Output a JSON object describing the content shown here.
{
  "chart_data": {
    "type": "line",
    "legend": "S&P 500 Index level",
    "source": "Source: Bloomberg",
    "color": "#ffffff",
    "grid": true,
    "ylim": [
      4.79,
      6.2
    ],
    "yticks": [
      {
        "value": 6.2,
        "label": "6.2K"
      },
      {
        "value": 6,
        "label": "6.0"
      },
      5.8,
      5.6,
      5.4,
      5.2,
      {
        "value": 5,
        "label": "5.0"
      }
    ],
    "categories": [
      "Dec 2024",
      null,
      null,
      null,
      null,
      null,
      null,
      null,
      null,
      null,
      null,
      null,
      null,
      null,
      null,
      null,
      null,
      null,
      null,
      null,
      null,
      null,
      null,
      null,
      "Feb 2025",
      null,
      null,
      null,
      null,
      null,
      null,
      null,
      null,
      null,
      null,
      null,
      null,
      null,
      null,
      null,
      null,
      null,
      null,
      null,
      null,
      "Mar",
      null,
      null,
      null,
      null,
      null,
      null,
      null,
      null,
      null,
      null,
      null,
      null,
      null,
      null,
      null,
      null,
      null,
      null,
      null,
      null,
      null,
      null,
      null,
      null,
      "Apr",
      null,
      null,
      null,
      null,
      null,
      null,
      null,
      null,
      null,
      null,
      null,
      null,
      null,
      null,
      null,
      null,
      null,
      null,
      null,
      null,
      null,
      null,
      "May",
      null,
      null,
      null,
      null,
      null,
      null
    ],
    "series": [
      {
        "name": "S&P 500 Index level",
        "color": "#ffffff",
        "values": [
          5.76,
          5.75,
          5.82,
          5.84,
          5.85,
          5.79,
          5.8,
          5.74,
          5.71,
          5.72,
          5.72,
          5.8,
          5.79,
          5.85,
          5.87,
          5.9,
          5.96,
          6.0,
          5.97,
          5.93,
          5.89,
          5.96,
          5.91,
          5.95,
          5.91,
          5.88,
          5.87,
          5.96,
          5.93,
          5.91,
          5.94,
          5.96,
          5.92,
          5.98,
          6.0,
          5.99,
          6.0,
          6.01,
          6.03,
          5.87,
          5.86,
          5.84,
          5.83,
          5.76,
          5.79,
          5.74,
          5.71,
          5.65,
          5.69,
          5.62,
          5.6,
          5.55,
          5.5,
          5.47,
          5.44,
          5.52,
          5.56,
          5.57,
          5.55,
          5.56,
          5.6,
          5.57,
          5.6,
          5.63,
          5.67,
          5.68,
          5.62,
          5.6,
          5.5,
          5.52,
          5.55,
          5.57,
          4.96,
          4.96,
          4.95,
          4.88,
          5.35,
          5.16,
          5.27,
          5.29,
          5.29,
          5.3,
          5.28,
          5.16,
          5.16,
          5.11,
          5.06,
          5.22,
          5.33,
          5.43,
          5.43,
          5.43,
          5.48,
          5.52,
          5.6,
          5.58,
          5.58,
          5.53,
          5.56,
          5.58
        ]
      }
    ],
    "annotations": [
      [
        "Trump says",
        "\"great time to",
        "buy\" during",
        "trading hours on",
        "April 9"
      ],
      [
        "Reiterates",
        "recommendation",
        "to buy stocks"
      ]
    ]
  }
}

- **TASK DESCRIPTION**
Make an exact copy of all the data.

- **EXERCISE ANSWER**
Output a JSON object describing the content shown here.
{
  "chart_data": {
    "type": "line",
    "legend": "S&P 500 Index level",
    "source": "Source: Bloomberg",
    "color": "#ffffff",
    "grid": true,
    "ylim": [
      4.79,
      6.2
    ],
    "yticks": [
      {
        "value": 6.2,
        "label": "6.2K"
      },
      {
        "value": 6,
        "label": "6.0"
      },
      5.8,
      5.6,
      5.4,
      5.2,
      {
        "value": 5,
        "label": "5.0"
      }
    ],
    "categories": [
      "Dec 2024",
      null,
      null,
      null,
      null,
      null,
      null,
      null,
      null,
      null,
      null,
      null,
      null,
      null,
      null,
      null,
      null,
      null,
      null,
      null,
      null,
      null,
      null,
      null,
      "Feb 2025",
      null,
      null,
      null,
      null,
      null,
      null,
      null,
      null,
      null,
      null,
      null,
      null,
      null,
      null,
      null,
      null,
      null,
      null,
      null,
      null,
      "Mar",
      null,
      null,
      null,
      null,
      null,
      null,
      null,
      null,
      null,
      null,
      null,
      null,
      null,
      null,
      null,
      null,
      null,
      null,
      null,
      null,
      null,
      null,
      null,
      null,
      "Apr",
      null,
      null,
      null,
      null,
      null,
      null,
      null,
      null,
      null,
      null,
      null,
      null,
      null,
      null,
      null,
      null,
      null,
      null,
      null,
      null,
      null,
      null,
      "May",
      null,
      null,
      null,
      null,
      null,
      null
    ],
    "series": [
      {
        "name": "S&P 500 Index level",
        "color": "#ffffff",
        "values": [
          5.76,
          5.75,
          5.82,
          5.84,
          5.85,
          5.79,
          5.8,
          5.74,
          5.71,
          5.72,
          5.72,
          5.8,
          5.79,
          5.85,
          5.87,
          5.9,
          5.96,
          6.0,
          5.97,
          5.93,
          5.89,
          5.96,
          5.91,
          5.95,
          5.91,
          5.88,
          5.87,
          5.96,
          5.93,
          5.91,
          5.94,
          5.96,
          5.92,
          5.98,
          6.0,
          5.99,
          6.0,
          6.01,
          6.03,
          5.87,
          5.86,
          5.84,
          5.83,
          5.76,
          5.79,
          5.74,
          5.71,
          5.65,
          5.69,
          5.62,
          5.6,
          5.55,
          5.5,
          5.47,
          5.44,
          5.52,
          5.56,
          5.57,
          5.55,
          5.56,
          5.6,
          5.57,
          5.6,
          5.63,
          5.67,
          5.68,
          5.62,
          5.6,
          5.5,
          5.52,
          5.55,
          5.57,
          4.96,
          4.96,
          4.95,
          4.88,
          5.35,
          5.16,
          5.27,
          5.29,
          5.29,
          5.3,
          5.28,
          5.16,
          5.16,
          5.11,
          5.06,
          5.22,
          5.33,
          5.43,
          5.43,
          5.43,
          5.48,
          5.52,
          5.6,
          5.58,
          5.58,
          5.53,
          5.56,
          5.58
        ]
      }
    ],
    "annotations": [
      [
        "Trump says",
        "\"great time to",
        "buy\" during",
        "trading hours on",
        "April 9"
      ],
      [
        "Reiterates",
        "recommendation",
        "to buy stocks"
      ]
    ]
  }
}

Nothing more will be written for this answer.